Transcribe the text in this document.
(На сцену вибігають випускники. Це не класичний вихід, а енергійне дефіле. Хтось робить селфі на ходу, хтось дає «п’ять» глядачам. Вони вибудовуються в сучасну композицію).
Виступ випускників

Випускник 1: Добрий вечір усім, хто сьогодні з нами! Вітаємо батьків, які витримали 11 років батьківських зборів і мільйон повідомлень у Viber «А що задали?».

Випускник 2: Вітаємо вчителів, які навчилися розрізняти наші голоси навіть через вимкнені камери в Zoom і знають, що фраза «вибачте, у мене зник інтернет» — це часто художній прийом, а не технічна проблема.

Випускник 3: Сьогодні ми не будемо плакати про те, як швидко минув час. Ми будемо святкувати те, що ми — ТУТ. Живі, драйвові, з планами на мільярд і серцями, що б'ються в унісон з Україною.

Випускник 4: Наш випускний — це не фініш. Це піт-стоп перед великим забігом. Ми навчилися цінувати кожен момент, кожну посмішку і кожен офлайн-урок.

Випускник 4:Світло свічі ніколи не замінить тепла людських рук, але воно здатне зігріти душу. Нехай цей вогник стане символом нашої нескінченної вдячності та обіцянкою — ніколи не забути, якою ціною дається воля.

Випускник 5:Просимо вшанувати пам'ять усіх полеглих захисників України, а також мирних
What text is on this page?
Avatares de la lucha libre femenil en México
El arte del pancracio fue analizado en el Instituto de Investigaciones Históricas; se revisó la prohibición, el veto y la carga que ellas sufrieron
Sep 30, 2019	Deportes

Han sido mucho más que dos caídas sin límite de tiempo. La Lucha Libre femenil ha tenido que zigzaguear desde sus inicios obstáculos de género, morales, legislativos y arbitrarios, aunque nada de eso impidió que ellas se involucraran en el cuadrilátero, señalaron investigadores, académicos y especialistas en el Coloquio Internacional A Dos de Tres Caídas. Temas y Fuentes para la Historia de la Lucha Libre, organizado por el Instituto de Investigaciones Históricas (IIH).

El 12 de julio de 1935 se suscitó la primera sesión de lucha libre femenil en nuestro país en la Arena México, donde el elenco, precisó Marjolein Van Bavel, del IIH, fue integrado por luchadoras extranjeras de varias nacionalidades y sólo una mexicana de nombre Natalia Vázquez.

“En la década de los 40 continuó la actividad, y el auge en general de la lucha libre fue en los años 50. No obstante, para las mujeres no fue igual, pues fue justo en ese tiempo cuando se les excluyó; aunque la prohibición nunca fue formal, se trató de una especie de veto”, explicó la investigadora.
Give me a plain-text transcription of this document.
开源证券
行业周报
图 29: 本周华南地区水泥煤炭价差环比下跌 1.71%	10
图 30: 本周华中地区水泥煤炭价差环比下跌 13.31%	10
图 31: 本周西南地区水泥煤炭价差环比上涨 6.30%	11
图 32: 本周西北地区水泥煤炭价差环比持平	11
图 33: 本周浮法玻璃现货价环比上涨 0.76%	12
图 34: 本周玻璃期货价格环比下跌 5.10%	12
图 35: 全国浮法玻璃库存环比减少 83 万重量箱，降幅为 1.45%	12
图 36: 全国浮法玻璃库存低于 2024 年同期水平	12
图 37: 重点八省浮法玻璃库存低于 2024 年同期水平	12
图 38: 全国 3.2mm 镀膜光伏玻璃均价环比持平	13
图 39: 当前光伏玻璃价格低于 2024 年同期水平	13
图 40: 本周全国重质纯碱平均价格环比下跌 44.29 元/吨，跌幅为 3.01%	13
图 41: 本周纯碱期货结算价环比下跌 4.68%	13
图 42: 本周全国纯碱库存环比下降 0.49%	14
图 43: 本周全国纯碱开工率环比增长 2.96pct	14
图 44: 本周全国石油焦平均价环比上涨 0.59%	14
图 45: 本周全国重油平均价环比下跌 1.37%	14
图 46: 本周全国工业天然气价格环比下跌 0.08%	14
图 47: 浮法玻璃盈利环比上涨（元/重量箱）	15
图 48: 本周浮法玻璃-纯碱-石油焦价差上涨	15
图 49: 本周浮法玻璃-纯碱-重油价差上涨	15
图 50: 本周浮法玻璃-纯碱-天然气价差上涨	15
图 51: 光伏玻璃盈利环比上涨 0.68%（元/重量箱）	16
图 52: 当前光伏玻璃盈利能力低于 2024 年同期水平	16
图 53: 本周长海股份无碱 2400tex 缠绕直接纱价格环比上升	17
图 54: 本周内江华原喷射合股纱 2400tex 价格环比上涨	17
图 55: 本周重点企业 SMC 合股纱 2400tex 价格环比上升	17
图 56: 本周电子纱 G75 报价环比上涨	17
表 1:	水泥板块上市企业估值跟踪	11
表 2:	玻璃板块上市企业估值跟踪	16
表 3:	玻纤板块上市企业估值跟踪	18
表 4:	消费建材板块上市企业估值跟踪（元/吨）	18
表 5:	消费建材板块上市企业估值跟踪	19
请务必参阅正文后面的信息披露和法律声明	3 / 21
======
▸ What you should do: Say how many lines of the data include the word "навчилися". Respond with the number alone.

▸ Full output: 2